▶ STATED PROBLEM A
Answer these questions using the debate excerpt:
(i) The speaker heard which member saying it is better to invest using government borrowing rates?
(ii) In what year did the Liberal government cancel the permanent affordable housing program?
(iii) What does the speaker want the Minister of Finance to can?

▶ PROVIDED TEXT

++++++++++

So here we are. I have to say that there is one major
note of difference between the Liberals and the NDP,
[ Page 5377 ]
and that would be in the area of P3s. Although, I did just hear the member for West Vancouver–Capilano saying that it is better to invest using government borrowing rates. I did hear that. I wasn't imagining it. I didn't sort of dream it up. I heard it from the other side.
Hence, the logic follows that P3s, which actually put at risk taxpayers' money at a much higher rate because the borrowing rate from the private sector tends to be much more expensive than that of what government could secure…. If you follow that logic, then naturally, you would arrive at the place where P3s are not of equivalent value to that of publicly invested, government-invested projects, because governments have better borrowing rates.
So the better way to go, in fact, in investing in capital projects would be to use the government borrowing rate, and that would be public projects by government and not through the P3 model.
At least one member on that side of the House has changed his tune on that score, and he's an economist at that, to boot. So he must have studied this carefully before he made the statements today, I am sure, because he's a diligent member of the House who does his homework. I'm sure he's studied all of that and actually arrived at the position. That's why he made the statements that he did.
Now, if he could only just convince the rest of the Liberal bench on that side of the House to that thinking, then maybe you could get the Minister of Finance to can Partnerships B.C., because that's costing taxpayers a lot of money.
I just also want to say this. In terms of investments, there are many areas in which we can invest in our community to make our community strong. People will know in this House that I've long been an advocate of affordable housing. There's no mystery to that.
We know that investing in building social housing and cooperatives in our community creates healthy communities. Why? Because it provides for security of housing for people who are in greatest need. It provides for affordable housing for those in our community who are low-income, middle-income, seniors, families and across the board.
But what happened with the Liberal government when they came into office? Lo and behold, back in 2001 they actually cancelled the permanent affordable housing program that had been in place in British Columbia for a long, long time. What does that permanent housing program do? They actually build housing, invest in capital investment for British Columbians and for our economy and for our communities.

++++++++++

▶ SUPPLIED RECORDS
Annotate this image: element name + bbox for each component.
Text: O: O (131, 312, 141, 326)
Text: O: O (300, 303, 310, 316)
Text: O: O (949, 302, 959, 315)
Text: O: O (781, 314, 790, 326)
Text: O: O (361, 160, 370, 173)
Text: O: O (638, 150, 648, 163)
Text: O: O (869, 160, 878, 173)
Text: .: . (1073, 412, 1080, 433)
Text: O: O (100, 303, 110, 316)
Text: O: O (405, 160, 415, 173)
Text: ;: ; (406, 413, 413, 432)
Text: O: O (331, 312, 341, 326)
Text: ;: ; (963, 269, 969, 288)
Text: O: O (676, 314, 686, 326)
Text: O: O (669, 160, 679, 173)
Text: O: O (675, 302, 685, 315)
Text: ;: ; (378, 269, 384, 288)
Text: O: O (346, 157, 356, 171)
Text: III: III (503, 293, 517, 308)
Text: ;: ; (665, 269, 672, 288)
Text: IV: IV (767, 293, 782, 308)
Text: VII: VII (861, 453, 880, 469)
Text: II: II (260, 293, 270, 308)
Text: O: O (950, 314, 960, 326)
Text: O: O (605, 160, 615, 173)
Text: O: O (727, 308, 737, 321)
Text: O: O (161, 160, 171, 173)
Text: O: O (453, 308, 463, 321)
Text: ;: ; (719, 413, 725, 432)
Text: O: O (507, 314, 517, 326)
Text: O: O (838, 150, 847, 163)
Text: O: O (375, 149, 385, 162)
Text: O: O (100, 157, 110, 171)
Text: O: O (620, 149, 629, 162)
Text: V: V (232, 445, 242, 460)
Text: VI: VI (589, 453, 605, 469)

++++++++++

▶ STATED PROBLEM B
Reproduce the records word for word, starting at their first line and ending at the line that contains "Text: O: O (638, 150, 648, 163)".

▶ RIGHT ANSWER A
(i) The member for West Vancouver–Capilano
(ii) 2001
(iii) Partnerships B.C.

▶ RIGHT ANSWER B
Annotate this image: element name + bbox for each component.
Text: O: O (131, 312, 141, 326)
Text: O: O (300, 303, 310, 316)
Text: O: O (949, 302, 959, 315)
Text: O: O (781, 314, 790, 326)
Text: O: O (361, 160, 370, 173)
Text: O: O (638, 150, 648, 163)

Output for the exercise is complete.